* _To be done_
Render the lines as a Markdown table with the columns No. and Line, numbering each row and omitting blank lines. Begin at the line that contains "Bar: [115, 186, 139, 384]", and stop after the line that contains "Text: 53 COLE PARK ROAD: 283sqm".

Start of Data shown

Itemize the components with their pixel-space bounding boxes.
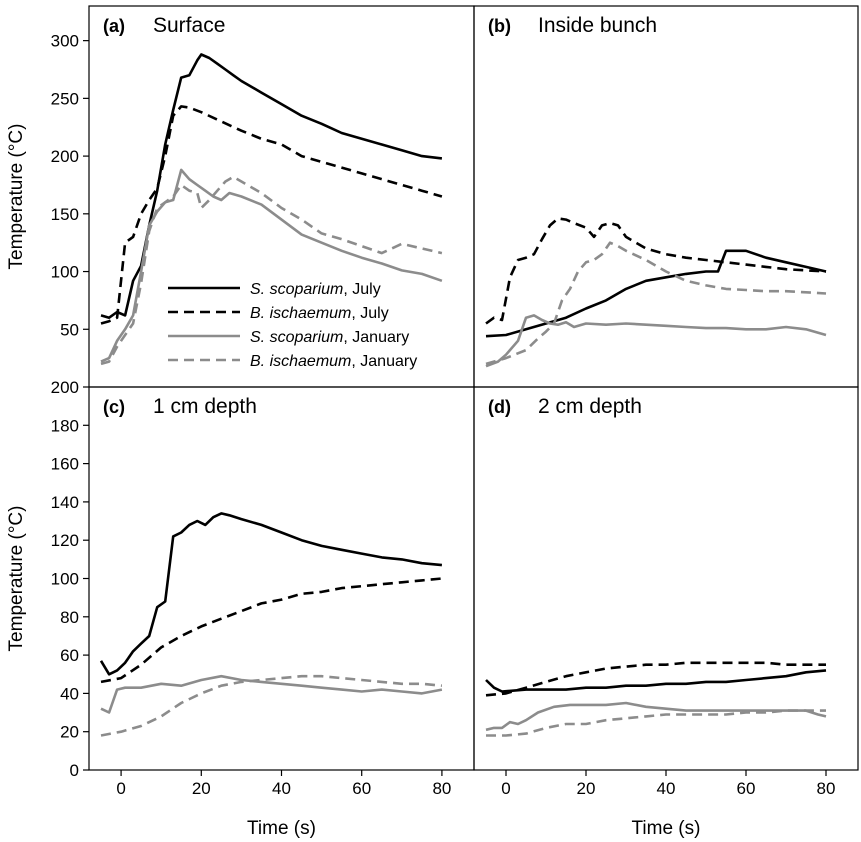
panel-d: 0 20 40 60 80 Time (s) (d) 2 cm depth xyxy=(473,386,859,839)
series-line-1 xyxy=(100,105,443,325)
y-tick-label: 0 xyxy=(70,761,79,780)
series-line-3 xyxy=(486,709,826,737)
panel-letter: (c) xyxy=(103,397,125,417)
series-line-3 xyxy=(485,241,827,366)
legend-species: B. ischaemum xyxy=(250,353,351,370)
y-tick-label: 80 xyxy=(60,608,79,627)
panel-letter: (b) xyxy=(488,16,511,36)
legend-species: S. scoparium xyxy=(250,281,343,298)
y-tick-label: 180 xyxy=(51,416,79,435)
panel-b: (b) Inside bunch xyxy=(473,5,859,388)
series-line-2 xyxy=(485,701,827,732)
x-tick-label: 80 xyxy=(817,779,836,798)
x-tick-label: 60 xyxy=(737,779,756,798)
series-line-0 xyxy=(485,249,827,338)
legend-species: B. ischaemum xyxy=(250,305,351,322)
x-tick-label: 80 xyxy=(432,779,451,798)
legend-label: B. ischaemum, July xyxy=(250,305,389,322)
x-tick-label: 20 xyxy=(577,779,596,798)
x-tick-label: 0 xyxy=(116,779,125,798)
y-tick-label: 200 xyxy=(51,378,79,397)
panel-letter: (a) xyxy=(103,16,125,36)
series-line-1 xyxy=(485,217,827,325)
y-tick-label: 100 xyxy=(51,570,79,589)
legend-season: , July xyxy=(343,281,380,298)
legend-label: B. ischaemum, January xyxy=(250,353,417,370)
series-line-2 xyxy=(100,674,443,714)
panel-title: Surface xyxy=(153,14,225,37)
y-tick-label: 50 xyxy=(60,320,79,339)
x-tick-label: 60 xyxy=(352,779,371,798)
legend-season: , January xyxy=(351,353,417,370)
x-axis-title: Time (s) xyxy=(247,818,316,839)
y-axis-title: Temperature (°C) xyxy=(6,506,27,652)
y-tick-label: 200 xyxy=(51,147,79,166)
panel-frame xyxy=(473,386,859,771)
panel-a: 50 100 150 200 250 300 Temperature (°C) (a) Surf… xyxy=(6,5,475,388)
series-line-2 xyxy=(100,168,443,363)
x-tick-label: 40 xyxy=(657,779,676,798)
series-line-1 xyxy=(100,577,443,684)
y-tick-label: 40 xyxy=(60,684,79,703)
series-line-0 xyxy=(99,512,443,676)
legend-label: S. scoparium, July xyxy=(250,281,381,298)
x-axis-title: Time (s) xyxy=(632,818,701,839)
series-line-0 xyxy=(485,669,827,693)
panel-frame xyxy=(88,386,475,771)
y-tick-label: 150 xyxy=(51,205,79,224)
panel-title: 2 cm depth xyxy=(538,395,642,418)
series-line-0 xyxy=(100,53,443,320)
y-tick-label: 300 xyxy=(51,32,79,51)
series-line-2 xyxy=(485,314,827,368)
legend-species: S. scoparium xyxy=(250,329,343,346)
y-tick-label: 140 xyxy=(51,493,79,512)
panel-letter: (d) xyxy=(488,397,511,417)
y-tick-label: 250 xyxy=(51,89,79,108)
panel-title: 1 cm depth xyxy=(153,395,257,418)
x-tick-label: 40 xyxy=(272,779,291,798)
panel-c: 0 20 40 60 80 100 120 140 160 180 200 0 20 40 60 80 Time… xyxy=(6,378,475,839)
y-axis-title: Temperature (°C) xyxy=(6,124,27,270)
y-tick-label: 120 xyxy=(51,531,79,550)
series-line-3 xyxy=(100,674,443,737)
y-tick-label: 60 xyxy=(60,646,79,665)
y-tick-label: 160 xyxy=(51,455,79,474)
x-tick-label: 20 xyxy=(192,779,211,798)
y-tick-label: 20 xyxy=(60,723,79,742)
series-line-3 xyxy=(100,175,443,366)
legend-season: , July xyxy=(351,305,388,322)
y-tick-label: 100 xyxy=(51,263,79,282)
legend-season: , January xyxy=(343,329,409,346)
panel-title: Inside bunch xyxy=(538,14,657,37)
legend-label: S. scoparium, January xyxy=(250,329,409,346)
x-tick-label: 0 xyxy=(501,779,510,798)
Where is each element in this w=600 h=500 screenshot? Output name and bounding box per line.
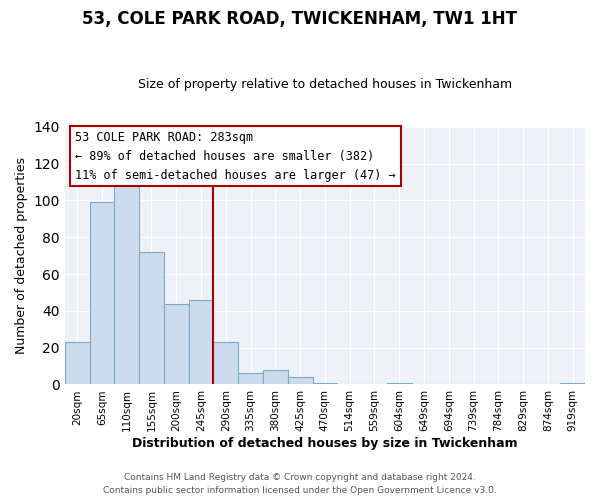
Bar: [115, 186, 139, 384]
Text: 53, COLE PARK ROAD, TWICKENHAM, TW1 1HT: 53, COLE PARK ROAD, TWICKENHAM, TW1 1HT: [83, 10, 517, 28]
Bar: [288, 377, 313, 384]
Bar: [214, 342, 238, 384]
Text: Contains HM Land Registry data © Crown copyright and database right 2024.
Contai: Contains HM Land Registry data © Crown c…: [103, 474, 497, 495]
Bar: [164, 304, 188, 384]
Text: 53 COLE PARK ROAD: 283sqm
← 89% of detached houses are smaller (382)
11% of semi: 53 COLE PARK ROAD: 283sqm ← 89% of detac…: [75, 131, 396, 182]
Bar: [560, 382, 585, 384]
Bar: [89, 202, 115, 384]
Bar: [238, 374, 263, 384]
Y-axis label: Number of detached properties: Number of detached properties: [15, 157, 28, 354]
Bar: [313, 382, 337, 384]
Bar: [387, 382, 412, 384]
Bar: [263, 370, 288, 384]
Bar: [139, 252, 164, 384]
Title: Size of property relative to detached houses in Twickenham: Size of property relative to detached ho…: [138, 78, 512, 91]
X-axis label: Distribution of detached houses by size in Twickenham: Distribution of detached houses by size …: [132, 437, 518, 450]
Bar: [65, 342, 89, 384]
Bar: [188, 300, 214, 384]
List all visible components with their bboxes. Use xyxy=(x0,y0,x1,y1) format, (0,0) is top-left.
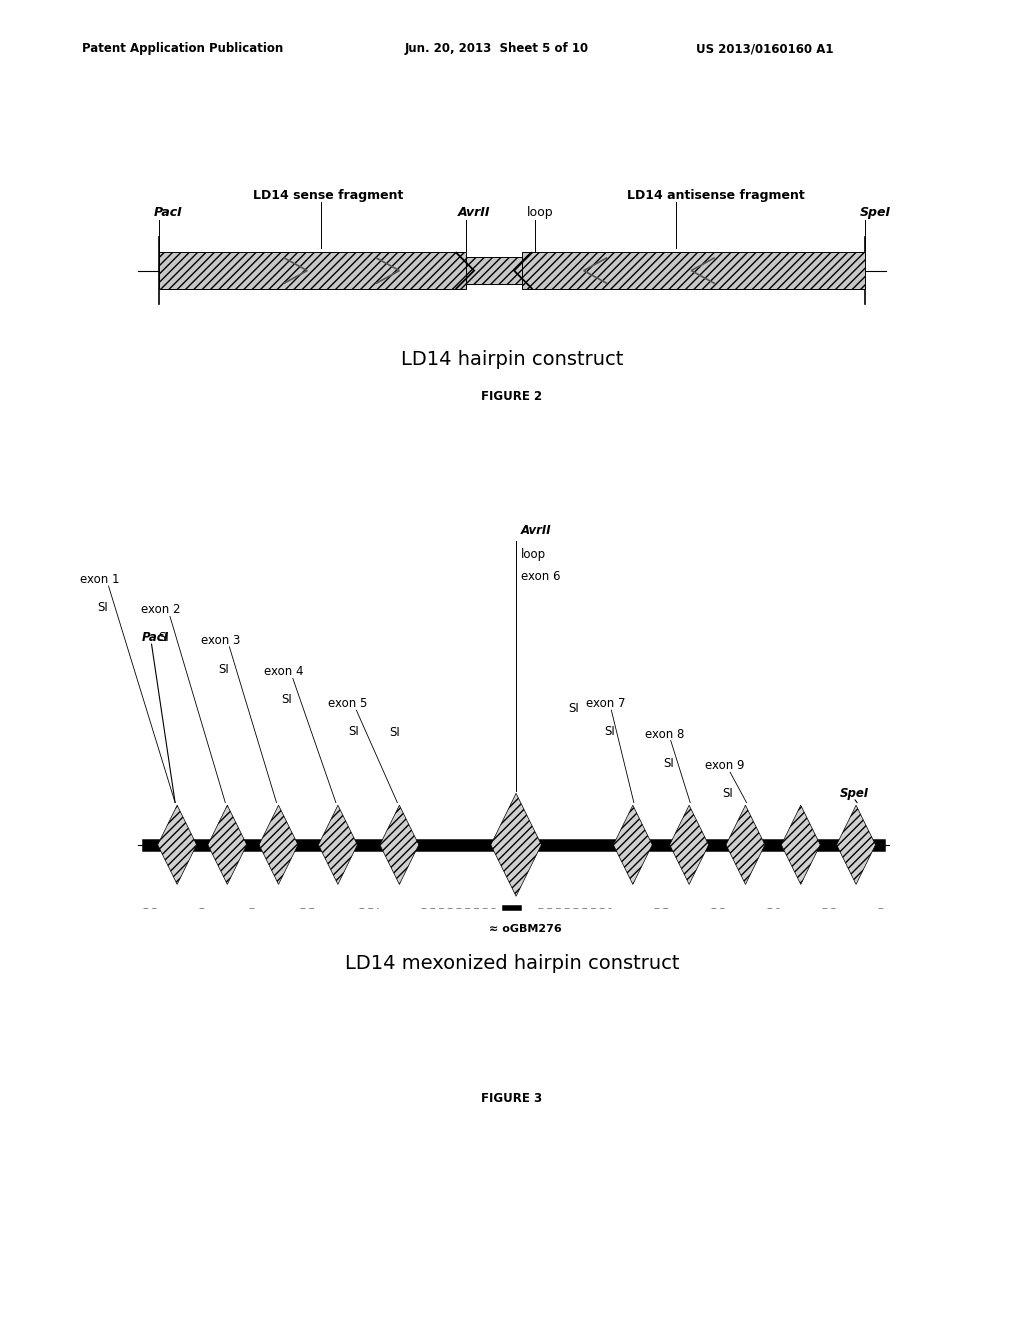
Polygon shape xyxy=(613,805,652,884)
Text: AvrII: AvrII xyxy=(458,206,490,219)
Text: SpeI: SpeI xyxy=(840,787,869,800)
Text: SI: SI xyxy=(282,693,292,706)
Text: exon 7: exon 7 xyxy=(586,697,626,710)
Text: exon 1: exon 1 xyxy=(80,573,120,586)
Text: exon 6: exon 6 xyxy=(521,570,561,583)
Text: LD14 mexonized hairpin construct: LD14 mexonized hairpin construct xyxy=(345,954,679,973)
Text: exon 2: exon 2 xyxy=(141,603,181,616)
Text: FIGURE 3: FIGURE 3 xyxy=(481,1092,543,1105)
Text: ≈ oGBM276: ≈ oGBM276 xyxy=(489,924,562,935)
Text: loop: loop xyxy=(521,548,547,561)
Bar xyxy=(159,252,466,289)
Polygon shape xyxy=(158,805,197,884)
Polygon shape xyxy=(490,793,542,896)
Text: SI: SI xyxy=(604,725,614,738)
Text: FIGURE 2: FIGURE 2 xyxy=(481,389,543,403)
Polygon shape xyxy=(726,805,765,884)
Text: SI: SI xyxy=(97,601,108,614)
Polygon shape xyxy=(670,805,709,884)
Polygon shape xyxy=(318,805,357,884)
Bar xyxy=(522,252,865,289)
Text: SI: SI xyxy=(389,726,399,739)
Bar xyxy=(466,256,522,284)
Text: SI: SI xyxy=(159,631,169,644)
Text: SpeI: SpeI xyxy=(860,206,891,219)
Text: PacI: PacI xyxy=(154,206,182,219)
Text: Jun. 20, 2013  Sheet 5 of 10: Jun. 20, 2013 Sheet 5 of 10 xyxy=(404,42,589,55)
Text: AvrII: AvrII xyxy=(521,524,552,537)
Text: LD14 hairpin construct: LD14 hairpin construct xyxy=(400,350,624,368)
Text: US 2013/0160160 A1: US 2013/0160160 A1 xyxy=(696,42,834,55)
Text: exon 3: exon 3 xyxy=(201,634,240,647)
Polygon shape xyxy=(781,805,820,884)
Polygon shape xyxy=(208,805,247,884)
Text: PacI: PacI xyxy=(141,631,168,644)
Text: Patent Application Publication: Patent Application Publication xyxy=(82,42,284,55)
Text: SI: SI xyxy=(722,787,732,800)
Text: SI: SI xyxy=(568,702,579,715)
Text: LD14 antisense fragment: LD14 antisense fragment xyxy=(627,189,805,202)
Polygon shape xyxy=(380,805,419,884)
Text: exon 5: exon 5 xyxy=(328,697,367,710)
Text: exon 8: exon 8 xyxy=(645,727,684,741)
Text: exon 9: exon 9 xyxy=(705,759,744,772)
Text: SI: SI xyxy=(218,663,228,676)
Polygon shape xyxy=(259,805,298,884)
Text: LD14 sense fragment: LD14 sense fragment xyxy=(253,189,403,202)
Text: exon 4: exon 4 xyxy=(264,665,304,678)
Text: SI: SI xyxy=(348,725,358,738)
Text: loop: loop xyxy=(527,206,554,219)
Polygon shape xyxy=(837,805,876,884)
Text: SI: SI xyxy=(664,756,674,770)
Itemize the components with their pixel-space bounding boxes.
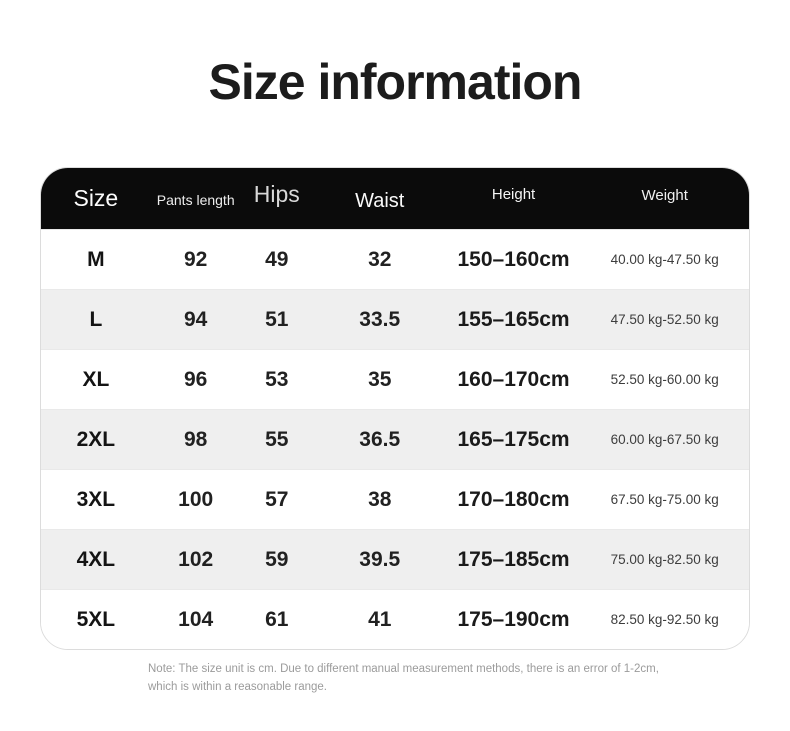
column-header-pants-length: Pants length: [156, 191, 235, 208]
column-header-waist: Waist: [355, 190, 405, 212]
column-header-size: Size: [73, 185, 119, 211]
column-header-weight: Weight: [641, 187, 688, 204]
table-row-4xl: 4XL 102 59 39.5 175–185cm 75.00 kg-82.50…: [41, 529, 749, 589]
pants-length-cell: 100: [178, 487, 214, 511]
table-header-row: Size Pants length Hips Waist Height Weig…: [41, 168, 749, 229]
weight-cell: 52.50 kg-60.00 kg: [610, 372, 719, 387]
waist-cell: 36.5: [359, 427, 401, 451]
hips-cell: 51: [265, 307, 289, 331]
weight-cell: 47.50 kg-52.50 kg: [610, 312, 719, 327]
pants-length-cell: 96: [184, 367, 208, 391]
size-cell: 5XL: [76, 607, 116, 631]
size-information-page: Size information Size Pants length Hips …: [0, 56, 790, 731]
weight-cell: 40.00 kg-47.50 kg: [610, 252, 719, 267]
table-row-xl: XL 96 53 35 160–170cm 52.50 kg-60.00 kg: [41, 349, 749, 409]
size-cell: L: [89, 307, 103, 331]
table-row-3xl: 3XL 100 57 38 170–180cm 67.50 kg-75.00 k…: [41, 469, 749, 529]
hips-cell: 59: [265, 547, 289, 571]
table-row-2xl: 2XL 98 55 36.5 165–175cm 60.00 kg-67.50 …: [41, 409, 749, 469]
page-title: Size information: [208, 54, 583, 110]
height-cell: 155–165cm: [457, 307, 570, 331]
table-row-5xl: 5XL 104 61 41 175–190cm 82.50 kg-92.50 k…: [41, 589, 749, 649]
height-cell: 170–180cm: [457, 487, 570, 511]
height-cell: 165–175cm: [457, 427, 570, 451]
pants-length-cell: 94: [184, 307, 208, 331]
size-cell: 3XL: [76, 487, 116, 511]
table-row-m: M 92 49 32 150–160cm 40.00 kg-47.50 kg: [41, 229, 749, 289]
column-header-height: Height: [491, 186, 536, 203]
column-header-hips: Hips: [253, 181, 300, 207]
height-cell: 160–170cm: [457, 367, 570, 391]
hips-cell: 61: [265, 607, 289, 631]
waist-cell: 39.5: [359, 547, 401, 571]
size-cell: 4XL: [76, 547, 116, 571]
waist-cell: 32: [368, 247, 392, 271]
pants-length-cell: 92: [184, 247, 208, 271]
weight-cell: 67.50 kg-75.00 kg: [610, 492, 719, 507]
size-table: Size Pants length Hips Waist Height Weig…: [40, 167, 750, 650]
measurement-note: Note: The size unit is cm. Due to differ…: [148, 663, 659, 693]
waist-cell: 41: [368, 607, 392, 631]
pants-length-cell: 102: [178, 547, 214, 571]
size-cell: M: [87, 247, 105, 271]
height-cell: 175–185cm: [457, 547, 570, 571]
weight-cell: 60.00 kg-67.50 kg: [610, 432, 719, 447]
size-cell: 2XL: [76, 427, 116, 451]
waist-cell: 35: [368, 367, 392, 391]
table-row-l: L 94 51 33.5 155–165cm 47.50 kg-52.50 kg: [41, 289, 749, 349]
waist-cell: 38: [368, 487, 392, 511]
hips-cell: 49: [265, 247, 289, 271]
waist-cell: 33.5: [359, 307, 401, 331]
weight-cell: 82.50 kg-92.50 kg: [610, 612, 719, 627]
hips-cell: 57: [265, 487, 289, 511]
pants-length-cell: 104: [178, 607, 214, 631]
pants-length-cell: 98: [184, 427, 208, 451]
hips-cell: 55: [265, 427, 289, 451]
size-cell: XL: [82, 367, 110, 391]
hips-cell: 53: [265, 367, 289, 391]
height-cell: 175–190cm: [457, 607, 570, 631]
height-cell: 150–160cm: [457, 247, 570, 271]
weight-cell: 75.00 kg-82.50 kg: [610, 552, 719, 567]
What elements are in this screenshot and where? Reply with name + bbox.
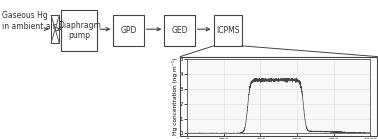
Bar — [164, 15, 195, 46]
Bar — [51, 15, 59, 43]
Text: Gaseous Hg
in ambient air: Gaseous Hg in ambient air — [2, 11, 56, 31]
Text: GED: GED — [171, 26, 188, 35]
Text: ICPMS: ICPMS — [216, 26, 240, 35]
Bar — [61, 10, 97, 51]
Y-axis label: Hg concentration (ng m⁻¹): Hg concentration (ng m⁻¹) — [172, 58, 178, 135]
Text: Diaphragm
pump: Diaphragm pump — [58, 21, 101, 40]
Bar — [214, 15, 242, 46]
Text: GPD: GPD — [120, 26, 137, 35]
Bar — [113, 15, 144, 46]
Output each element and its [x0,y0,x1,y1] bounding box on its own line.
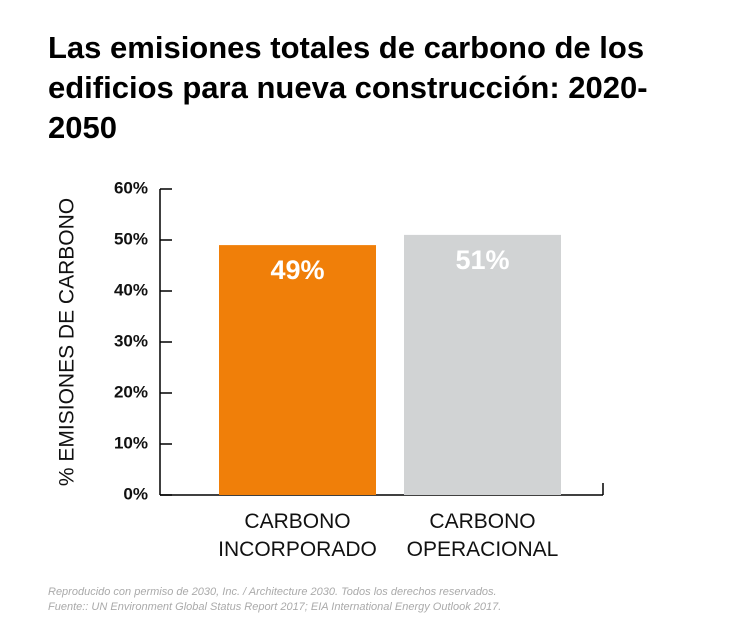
y-tick-label: 10% [114,433,148,452]
y-tick-label: 50% [114,229,148,248]
x-tick-label: CARBONO INCORPORADO [218,510,377,561]
x-tick-label: CARBONO OPERACIONAL [406,510,559,561]
y-tick-label: 0% [123,484,148,503]
y-tick-label: 20% [114,382,148,401]
y-tick-label: 40% [114,280,148,299]
value-label: 49% [270,255,324,285]
bar [404,234,561,495]
y-tick-label: 30% [114,331,148,350]
y-tick-label: 60% [114,178,148,197]
value-label: 51% [455,245,509,275]
bar [219,245,376,495]
y-axis-label: % EMISIONES DE CARBONO [56,198,79,486]
note: Reproducido con permiso de 2030, Inc. / … [48,586,497,598]
note: Fuente:: UN Environment Global Status Re… [48,601,502,613]
chart-title: Las emisiones totales de carbono de los … [48,30,648,145]
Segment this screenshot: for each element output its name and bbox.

End of Data shown

* _Written response_
| No. | Line |
|---|---|
| 1 | Bar: [115, 186, 139, 384] |
| 2 | Text: 53, COLE PARK ROAD, TWICKENHAM, TW1 1HT: 53, COLE PARK ROAD, TWICKENHAM, TW1 1HT: [83, 10, 517, 28] |
| 3 | Bar: [288, 377, 313, 384] |
| 4 | Bar: [214, 342, 238, 384] |
| 5 | Text: Contains HM Land Registry data © Crown copyright and database right 2024. |
| 6 | Contai: Contains HM Land Registry data © Crown c…: [103, 474, 497, 495] |
| 7 | Bar: [164, 304, 188, 384] |
| 8 | Text: 53 COLE PARK ROAD: 283sqm |